Lines holding the string "просто" are the ones to copy; find them all in the data.

(Saved data entries)
---*---

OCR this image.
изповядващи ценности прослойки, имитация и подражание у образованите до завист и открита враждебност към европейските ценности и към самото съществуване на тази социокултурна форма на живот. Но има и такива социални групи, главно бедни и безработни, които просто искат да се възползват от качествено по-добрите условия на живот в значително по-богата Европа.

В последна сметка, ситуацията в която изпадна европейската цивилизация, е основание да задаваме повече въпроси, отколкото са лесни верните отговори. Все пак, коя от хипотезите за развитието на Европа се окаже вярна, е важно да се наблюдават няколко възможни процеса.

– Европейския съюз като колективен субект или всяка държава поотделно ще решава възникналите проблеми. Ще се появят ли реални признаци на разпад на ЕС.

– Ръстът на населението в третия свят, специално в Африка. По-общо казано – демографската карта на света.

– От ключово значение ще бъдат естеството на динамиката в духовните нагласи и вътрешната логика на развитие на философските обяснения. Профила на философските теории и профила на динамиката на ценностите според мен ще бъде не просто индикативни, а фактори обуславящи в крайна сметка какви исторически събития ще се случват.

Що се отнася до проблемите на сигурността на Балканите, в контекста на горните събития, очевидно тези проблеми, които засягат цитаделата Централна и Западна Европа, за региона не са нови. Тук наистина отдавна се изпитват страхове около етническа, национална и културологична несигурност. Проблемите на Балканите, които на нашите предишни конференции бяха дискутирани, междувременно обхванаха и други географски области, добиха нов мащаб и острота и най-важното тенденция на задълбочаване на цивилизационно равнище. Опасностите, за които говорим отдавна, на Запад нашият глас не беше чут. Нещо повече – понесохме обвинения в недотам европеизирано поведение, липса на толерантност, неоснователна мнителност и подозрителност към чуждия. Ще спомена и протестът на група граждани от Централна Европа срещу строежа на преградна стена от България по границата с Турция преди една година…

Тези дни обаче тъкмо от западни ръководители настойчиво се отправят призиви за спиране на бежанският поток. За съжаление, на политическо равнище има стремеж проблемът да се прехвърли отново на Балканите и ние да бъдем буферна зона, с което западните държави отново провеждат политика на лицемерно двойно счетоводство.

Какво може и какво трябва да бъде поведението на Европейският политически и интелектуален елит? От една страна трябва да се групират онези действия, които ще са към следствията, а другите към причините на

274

---*---

FULL ANSWER:
изповядващи ценности прослойки, имитация и подражание у образованите до завист и открита враждебност към европейските ценности и към самото съществуване на тази социокултурна форма на живот. Но има и такива социални групи, главно бедни и безработни, които просто искат да се възползват от качествено по-добрите условия на живот в значително по-богата Европа.
– От ключово значение ще бъдат естеството на динамиката в духовните нагласи и вътрешната логика на развитие на философските обяснения. Профила на философските теории и профила на динамиката на ценностите според мен ще бъде не просто индикативни, а фактори обуславящи в крайна сметка какви исторически събития ще се случват.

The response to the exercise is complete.